Given problem:
Below are some records. Pull every line that contains the word "would".

Records contained in a dataset:
..........
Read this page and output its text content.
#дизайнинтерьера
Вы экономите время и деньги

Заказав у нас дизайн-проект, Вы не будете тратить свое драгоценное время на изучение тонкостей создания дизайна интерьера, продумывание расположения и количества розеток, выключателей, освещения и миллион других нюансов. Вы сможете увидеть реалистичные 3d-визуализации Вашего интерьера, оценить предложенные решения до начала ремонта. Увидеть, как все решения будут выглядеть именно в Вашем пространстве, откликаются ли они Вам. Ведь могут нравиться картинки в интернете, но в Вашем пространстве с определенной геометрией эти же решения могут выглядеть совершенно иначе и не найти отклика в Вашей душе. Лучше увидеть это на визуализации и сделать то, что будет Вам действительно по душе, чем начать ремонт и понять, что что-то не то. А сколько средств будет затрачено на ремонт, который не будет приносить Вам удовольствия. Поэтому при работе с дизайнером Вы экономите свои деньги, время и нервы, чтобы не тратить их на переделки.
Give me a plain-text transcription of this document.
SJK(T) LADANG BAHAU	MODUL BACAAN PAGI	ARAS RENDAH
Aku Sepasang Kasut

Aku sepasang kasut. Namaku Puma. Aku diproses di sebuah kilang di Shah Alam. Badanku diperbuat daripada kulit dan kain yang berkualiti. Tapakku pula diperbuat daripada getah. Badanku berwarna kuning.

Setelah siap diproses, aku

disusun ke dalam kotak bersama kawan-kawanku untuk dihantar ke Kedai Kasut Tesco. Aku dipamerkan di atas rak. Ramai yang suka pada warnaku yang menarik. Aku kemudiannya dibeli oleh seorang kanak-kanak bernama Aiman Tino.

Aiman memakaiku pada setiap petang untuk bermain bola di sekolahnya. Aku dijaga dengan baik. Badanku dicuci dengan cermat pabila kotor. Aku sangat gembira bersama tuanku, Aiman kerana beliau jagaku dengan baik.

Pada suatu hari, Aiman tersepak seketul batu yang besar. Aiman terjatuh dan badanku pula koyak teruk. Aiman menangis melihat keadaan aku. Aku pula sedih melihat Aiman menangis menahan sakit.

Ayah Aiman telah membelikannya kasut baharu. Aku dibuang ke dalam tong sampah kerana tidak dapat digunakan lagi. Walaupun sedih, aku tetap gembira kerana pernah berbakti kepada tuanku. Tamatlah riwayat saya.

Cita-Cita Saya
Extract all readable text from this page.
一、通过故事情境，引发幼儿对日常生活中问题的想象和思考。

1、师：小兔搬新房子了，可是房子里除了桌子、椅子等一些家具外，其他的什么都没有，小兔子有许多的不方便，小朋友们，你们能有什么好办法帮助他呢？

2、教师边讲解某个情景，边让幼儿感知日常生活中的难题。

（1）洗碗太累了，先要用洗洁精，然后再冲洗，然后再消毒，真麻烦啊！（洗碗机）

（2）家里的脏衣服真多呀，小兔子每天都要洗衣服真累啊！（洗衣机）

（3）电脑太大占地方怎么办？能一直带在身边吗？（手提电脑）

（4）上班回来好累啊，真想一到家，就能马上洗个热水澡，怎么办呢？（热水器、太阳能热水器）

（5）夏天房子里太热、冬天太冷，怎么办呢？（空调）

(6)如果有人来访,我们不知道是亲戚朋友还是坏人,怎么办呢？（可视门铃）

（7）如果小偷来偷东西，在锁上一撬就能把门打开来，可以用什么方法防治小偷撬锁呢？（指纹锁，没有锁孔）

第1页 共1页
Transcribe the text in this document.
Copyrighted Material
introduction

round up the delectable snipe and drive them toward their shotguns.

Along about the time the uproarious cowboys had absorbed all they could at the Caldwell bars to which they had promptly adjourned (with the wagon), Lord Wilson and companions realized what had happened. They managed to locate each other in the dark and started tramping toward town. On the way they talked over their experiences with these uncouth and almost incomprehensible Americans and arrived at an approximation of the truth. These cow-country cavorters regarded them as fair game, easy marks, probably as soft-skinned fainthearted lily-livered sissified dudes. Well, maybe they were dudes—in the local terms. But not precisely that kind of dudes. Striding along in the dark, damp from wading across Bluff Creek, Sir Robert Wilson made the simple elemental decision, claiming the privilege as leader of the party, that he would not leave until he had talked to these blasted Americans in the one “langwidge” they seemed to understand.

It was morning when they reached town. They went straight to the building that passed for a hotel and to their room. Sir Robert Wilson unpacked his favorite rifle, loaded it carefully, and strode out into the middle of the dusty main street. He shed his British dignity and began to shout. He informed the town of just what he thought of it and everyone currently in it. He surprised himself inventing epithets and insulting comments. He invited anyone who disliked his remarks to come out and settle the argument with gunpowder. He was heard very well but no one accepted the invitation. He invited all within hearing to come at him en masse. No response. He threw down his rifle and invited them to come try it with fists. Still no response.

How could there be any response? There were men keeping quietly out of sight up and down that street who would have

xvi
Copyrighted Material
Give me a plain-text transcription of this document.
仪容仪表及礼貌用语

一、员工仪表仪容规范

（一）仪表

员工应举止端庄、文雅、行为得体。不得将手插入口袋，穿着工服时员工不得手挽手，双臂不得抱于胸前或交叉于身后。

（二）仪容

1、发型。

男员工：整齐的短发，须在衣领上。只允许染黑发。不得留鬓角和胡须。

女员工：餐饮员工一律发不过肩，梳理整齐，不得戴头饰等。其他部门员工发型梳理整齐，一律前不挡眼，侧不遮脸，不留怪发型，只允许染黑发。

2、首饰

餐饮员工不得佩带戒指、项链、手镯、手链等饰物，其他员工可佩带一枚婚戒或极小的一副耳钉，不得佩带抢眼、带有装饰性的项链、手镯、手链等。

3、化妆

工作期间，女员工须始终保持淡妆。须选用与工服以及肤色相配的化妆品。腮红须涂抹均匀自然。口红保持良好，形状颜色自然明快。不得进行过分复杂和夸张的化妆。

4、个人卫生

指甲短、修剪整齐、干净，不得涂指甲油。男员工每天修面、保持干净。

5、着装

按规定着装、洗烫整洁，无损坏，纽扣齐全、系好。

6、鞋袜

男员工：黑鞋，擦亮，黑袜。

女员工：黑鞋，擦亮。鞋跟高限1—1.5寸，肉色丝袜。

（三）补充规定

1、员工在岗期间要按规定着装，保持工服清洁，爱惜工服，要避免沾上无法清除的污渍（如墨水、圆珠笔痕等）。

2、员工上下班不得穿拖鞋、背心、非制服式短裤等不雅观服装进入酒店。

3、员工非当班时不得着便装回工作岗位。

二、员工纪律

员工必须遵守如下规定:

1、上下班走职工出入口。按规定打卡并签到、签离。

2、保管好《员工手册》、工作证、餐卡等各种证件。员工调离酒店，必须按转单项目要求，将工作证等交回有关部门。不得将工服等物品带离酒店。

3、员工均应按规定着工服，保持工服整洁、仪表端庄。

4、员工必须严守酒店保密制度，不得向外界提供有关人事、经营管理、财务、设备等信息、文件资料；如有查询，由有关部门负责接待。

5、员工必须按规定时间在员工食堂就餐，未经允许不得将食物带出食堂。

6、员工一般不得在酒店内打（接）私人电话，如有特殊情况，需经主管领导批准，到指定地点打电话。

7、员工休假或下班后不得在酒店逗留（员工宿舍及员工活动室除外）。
..........
Reply:
Along about the time the uproarious cowboys had absorbed all they could at the Caldwell bars to which they had promptly adjourned (with the wagon), Lord Wilson and companions realized what had happened. They managed to locate each other in the dark and started tramping toward town. On the way they talked over their experiences with these uncouth and almost incomprehensible Americans and arrived at an approximation of the truth. These cow-country cavorters regarded them as fair game, easy marks, probably as soft-skinned fainthearted lily-livered sissified dudes. Well, maybe they were dudes—in the local terms. But not precisely that kind of dudes. Striding along in the dark, damp from wading across Bluff Creek, Sir Robert Wilson made the simple elemental decision, claiming the privilege as leader of the party, that he would not leave until he had talked to these blasted Americans in the one “langwidge” they seemed to understand.
How could there be any response? There were men keeping quietly out of sight up and down that street who would have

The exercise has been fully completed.